Filter the entries and keep only the lines where the string "this" appears.

● Figure content listings
"""

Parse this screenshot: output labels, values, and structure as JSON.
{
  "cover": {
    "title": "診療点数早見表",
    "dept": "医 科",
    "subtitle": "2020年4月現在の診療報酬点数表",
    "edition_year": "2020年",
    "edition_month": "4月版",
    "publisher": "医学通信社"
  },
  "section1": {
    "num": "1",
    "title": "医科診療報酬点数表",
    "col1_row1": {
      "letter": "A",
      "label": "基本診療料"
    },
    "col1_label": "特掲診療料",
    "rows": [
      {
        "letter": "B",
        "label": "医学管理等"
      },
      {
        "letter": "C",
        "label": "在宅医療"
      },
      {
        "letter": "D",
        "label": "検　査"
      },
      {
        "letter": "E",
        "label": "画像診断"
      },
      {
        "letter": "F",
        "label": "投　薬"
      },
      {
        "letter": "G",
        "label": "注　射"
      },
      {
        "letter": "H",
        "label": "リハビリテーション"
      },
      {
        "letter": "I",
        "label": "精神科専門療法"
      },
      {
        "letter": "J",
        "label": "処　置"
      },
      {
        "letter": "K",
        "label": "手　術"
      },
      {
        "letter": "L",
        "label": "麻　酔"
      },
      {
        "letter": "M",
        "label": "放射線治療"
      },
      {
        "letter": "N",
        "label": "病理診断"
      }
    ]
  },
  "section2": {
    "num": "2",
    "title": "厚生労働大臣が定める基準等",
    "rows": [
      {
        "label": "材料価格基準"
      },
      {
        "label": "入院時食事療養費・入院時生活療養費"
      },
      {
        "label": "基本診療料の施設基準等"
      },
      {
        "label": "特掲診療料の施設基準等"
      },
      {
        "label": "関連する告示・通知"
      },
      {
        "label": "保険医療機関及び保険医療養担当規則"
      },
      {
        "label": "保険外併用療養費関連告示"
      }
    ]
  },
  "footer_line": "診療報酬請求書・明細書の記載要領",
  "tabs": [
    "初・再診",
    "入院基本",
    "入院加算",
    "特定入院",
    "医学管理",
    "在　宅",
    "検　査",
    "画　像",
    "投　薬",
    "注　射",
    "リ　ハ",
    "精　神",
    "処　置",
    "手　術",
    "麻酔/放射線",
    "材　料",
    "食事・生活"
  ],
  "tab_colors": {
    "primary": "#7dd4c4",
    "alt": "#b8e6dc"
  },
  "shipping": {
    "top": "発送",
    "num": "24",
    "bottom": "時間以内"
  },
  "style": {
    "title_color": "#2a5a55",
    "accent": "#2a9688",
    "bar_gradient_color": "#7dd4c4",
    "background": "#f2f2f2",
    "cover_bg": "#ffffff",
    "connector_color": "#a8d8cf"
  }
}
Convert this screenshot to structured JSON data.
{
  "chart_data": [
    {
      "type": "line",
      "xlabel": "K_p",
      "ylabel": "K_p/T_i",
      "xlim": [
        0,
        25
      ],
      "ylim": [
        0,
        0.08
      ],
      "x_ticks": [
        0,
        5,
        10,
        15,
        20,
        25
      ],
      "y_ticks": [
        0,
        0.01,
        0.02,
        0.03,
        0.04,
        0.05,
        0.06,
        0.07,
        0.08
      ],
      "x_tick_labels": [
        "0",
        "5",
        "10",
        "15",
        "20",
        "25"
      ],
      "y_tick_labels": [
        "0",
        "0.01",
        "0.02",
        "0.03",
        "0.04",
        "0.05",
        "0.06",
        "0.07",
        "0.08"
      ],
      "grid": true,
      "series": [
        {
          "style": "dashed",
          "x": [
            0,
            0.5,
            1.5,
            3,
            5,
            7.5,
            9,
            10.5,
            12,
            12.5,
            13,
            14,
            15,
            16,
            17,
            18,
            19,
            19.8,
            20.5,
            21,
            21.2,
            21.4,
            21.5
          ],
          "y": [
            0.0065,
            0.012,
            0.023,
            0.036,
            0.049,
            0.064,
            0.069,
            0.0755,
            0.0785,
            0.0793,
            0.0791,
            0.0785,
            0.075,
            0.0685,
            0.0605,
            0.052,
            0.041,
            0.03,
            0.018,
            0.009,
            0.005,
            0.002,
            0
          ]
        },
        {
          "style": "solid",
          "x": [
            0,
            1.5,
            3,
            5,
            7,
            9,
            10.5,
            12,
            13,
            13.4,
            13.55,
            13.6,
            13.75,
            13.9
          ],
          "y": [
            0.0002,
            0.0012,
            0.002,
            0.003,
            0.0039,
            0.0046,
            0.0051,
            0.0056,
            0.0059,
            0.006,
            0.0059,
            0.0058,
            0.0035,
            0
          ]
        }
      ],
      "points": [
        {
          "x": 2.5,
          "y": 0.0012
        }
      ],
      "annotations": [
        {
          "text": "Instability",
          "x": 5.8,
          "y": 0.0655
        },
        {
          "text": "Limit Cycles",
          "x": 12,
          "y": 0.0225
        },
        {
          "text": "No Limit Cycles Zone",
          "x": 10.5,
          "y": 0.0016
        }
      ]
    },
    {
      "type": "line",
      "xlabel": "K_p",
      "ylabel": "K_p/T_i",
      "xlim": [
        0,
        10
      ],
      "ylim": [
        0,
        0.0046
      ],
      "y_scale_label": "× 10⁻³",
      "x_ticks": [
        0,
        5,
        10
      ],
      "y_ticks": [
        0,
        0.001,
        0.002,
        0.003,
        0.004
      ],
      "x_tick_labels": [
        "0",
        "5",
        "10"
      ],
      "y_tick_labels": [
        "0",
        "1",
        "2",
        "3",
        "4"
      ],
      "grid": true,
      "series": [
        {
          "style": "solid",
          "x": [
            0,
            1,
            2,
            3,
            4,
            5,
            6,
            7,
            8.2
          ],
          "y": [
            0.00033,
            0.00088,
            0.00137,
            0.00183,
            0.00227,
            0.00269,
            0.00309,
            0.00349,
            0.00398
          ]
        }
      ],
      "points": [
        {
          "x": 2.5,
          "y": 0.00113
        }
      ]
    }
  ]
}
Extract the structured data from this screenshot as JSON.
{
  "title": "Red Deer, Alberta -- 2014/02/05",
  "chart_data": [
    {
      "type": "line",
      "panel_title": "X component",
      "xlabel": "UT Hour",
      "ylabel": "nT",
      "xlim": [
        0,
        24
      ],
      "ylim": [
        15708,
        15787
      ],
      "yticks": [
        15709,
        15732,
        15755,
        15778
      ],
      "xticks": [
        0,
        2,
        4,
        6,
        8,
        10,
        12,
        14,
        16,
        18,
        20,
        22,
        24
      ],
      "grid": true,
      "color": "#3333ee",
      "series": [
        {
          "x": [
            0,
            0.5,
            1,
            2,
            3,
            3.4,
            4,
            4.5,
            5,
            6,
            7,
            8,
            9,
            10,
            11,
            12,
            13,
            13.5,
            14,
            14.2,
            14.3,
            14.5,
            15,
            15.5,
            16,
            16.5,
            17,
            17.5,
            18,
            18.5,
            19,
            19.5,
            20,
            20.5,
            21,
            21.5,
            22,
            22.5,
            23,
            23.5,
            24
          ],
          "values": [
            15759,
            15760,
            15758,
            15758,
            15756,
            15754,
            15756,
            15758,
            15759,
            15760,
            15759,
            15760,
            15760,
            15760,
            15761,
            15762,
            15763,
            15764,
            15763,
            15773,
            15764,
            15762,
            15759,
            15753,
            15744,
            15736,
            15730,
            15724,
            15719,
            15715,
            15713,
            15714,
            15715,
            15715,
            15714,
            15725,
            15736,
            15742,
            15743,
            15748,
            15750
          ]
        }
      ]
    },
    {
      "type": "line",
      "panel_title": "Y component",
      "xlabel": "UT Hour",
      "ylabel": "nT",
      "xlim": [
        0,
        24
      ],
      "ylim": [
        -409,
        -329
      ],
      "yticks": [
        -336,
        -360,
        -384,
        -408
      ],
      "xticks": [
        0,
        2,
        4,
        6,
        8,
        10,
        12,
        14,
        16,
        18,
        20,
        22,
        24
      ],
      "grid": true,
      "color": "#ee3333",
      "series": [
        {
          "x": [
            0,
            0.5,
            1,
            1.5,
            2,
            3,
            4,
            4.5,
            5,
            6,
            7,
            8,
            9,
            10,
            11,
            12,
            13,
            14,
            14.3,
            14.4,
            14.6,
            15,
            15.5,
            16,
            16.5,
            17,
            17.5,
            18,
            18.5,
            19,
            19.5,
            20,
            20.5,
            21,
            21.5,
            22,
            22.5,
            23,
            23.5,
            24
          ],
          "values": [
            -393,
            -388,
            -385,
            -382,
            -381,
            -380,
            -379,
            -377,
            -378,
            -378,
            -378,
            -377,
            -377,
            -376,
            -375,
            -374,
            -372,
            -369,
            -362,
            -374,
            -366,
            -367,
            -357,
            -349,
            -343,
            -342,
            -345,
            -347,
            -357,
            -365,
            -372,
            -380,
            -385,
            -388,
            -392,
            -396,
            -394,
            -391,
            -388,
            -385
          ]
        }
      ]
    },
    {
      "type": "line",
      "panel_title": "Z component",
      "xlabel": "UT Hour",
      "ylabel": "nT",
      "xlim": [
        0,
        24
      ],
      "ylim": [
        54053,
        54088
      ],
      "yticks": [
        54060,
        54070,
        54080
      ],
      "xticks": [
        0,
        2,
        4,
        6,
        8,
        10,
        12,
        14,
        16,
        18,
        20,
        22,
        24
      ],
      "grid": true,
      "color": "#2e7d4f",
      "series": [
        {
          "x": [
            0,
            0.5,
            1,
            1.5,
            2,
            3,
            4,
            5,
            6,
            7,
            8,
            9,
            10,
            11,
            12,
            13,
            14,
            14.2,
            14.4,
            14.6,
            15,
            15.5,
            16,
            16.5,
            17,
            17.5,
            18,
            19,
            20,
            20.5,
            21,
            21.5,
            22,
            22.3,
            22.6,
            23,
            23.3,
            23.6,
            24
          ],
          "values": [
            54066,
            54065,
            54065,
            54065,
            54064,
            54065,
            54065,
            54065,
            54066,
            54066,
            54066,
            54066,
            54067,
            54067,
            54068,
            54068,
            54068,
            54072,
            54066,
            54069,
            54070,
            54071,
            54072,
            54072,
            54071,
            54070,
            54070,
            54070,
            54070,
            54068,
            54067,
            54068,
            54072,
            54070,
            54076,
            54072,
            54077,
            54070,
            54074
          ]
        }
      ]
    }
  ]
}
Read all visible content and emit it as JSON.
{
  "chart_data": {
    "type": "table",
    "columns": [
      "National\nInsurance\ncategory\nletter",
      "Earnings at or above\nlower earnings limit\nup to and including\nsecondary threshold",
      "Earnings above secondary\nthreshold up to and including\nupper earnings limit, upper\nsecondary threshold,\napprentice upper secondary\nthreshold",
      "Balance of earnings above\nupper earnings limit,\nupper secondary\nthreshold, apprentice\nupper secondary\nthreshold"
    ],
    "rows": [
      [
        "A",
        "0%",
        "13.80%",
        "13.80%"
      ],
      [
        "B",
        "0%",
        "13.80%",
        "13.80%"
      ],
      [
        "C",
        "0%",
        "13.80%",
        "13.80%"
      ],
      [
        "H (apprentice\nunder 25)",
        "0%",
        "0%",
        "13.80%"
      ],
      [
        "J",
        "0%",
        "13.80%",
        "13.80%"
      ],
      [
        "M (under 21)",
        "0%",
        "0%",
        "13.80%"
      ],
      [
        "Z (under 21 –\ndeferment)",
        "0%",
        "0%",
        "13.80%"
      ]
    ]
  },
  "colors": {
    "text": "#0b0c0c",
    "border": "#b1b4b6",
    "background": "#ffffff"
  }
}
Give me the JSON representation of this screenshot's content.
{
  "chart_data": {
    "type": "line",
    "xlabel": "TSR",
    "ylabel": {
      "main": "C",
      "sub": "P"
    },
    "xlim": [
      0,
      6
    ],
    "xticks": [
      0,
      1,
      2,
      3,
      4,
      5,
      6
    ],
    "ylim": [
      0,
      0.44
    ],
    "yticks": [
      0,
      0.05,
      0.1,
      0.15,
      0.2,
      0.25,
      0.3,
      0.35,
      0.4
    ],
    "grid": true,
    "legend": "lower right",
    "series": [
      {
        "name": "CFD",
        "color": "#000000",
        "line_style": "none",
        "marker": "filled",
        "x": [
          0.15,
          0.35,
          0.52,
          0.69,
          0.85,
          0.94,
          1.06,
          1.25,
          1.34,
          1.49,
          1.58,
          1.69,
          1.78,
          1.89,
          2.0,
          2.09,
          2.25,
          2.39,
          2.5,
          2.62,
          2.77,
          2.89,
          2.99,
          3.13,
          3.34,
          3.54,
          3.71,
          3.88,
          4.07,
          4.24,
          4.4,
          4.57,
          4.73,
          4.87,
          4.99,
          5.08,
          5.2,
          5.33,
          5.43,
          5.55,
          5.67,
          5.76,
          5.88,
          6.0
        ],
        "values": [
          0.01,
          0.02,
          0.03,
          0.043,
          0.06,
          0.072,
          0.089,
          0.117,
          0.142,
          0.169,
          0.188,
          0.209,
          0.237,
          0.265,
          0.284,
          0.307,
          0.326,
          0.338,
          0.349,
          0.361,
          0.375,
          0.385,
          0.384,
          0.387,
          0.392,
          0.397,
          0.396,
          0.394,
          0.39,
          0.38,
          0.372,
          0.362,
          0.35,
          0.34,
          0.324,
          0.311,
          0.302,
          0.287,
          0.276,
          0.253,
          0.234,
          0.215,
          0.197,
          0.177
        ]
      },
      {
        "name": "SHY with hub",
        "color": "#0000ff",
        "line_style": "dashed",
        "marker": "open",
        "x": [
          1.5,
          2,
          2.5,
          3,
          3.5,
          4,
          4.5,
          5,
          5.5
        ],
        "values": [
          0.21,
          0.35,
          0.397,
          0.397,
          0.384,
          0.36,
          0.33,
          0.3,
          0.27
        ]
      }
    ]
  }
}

"""

● Full response
Parse this screenshot: output labels, values, and structure as JSON.
Convert this screenshot to structured JSON data.
Extract the structured data from this screenshot as JSON.
Give me the JSON representation of this screenshot's content.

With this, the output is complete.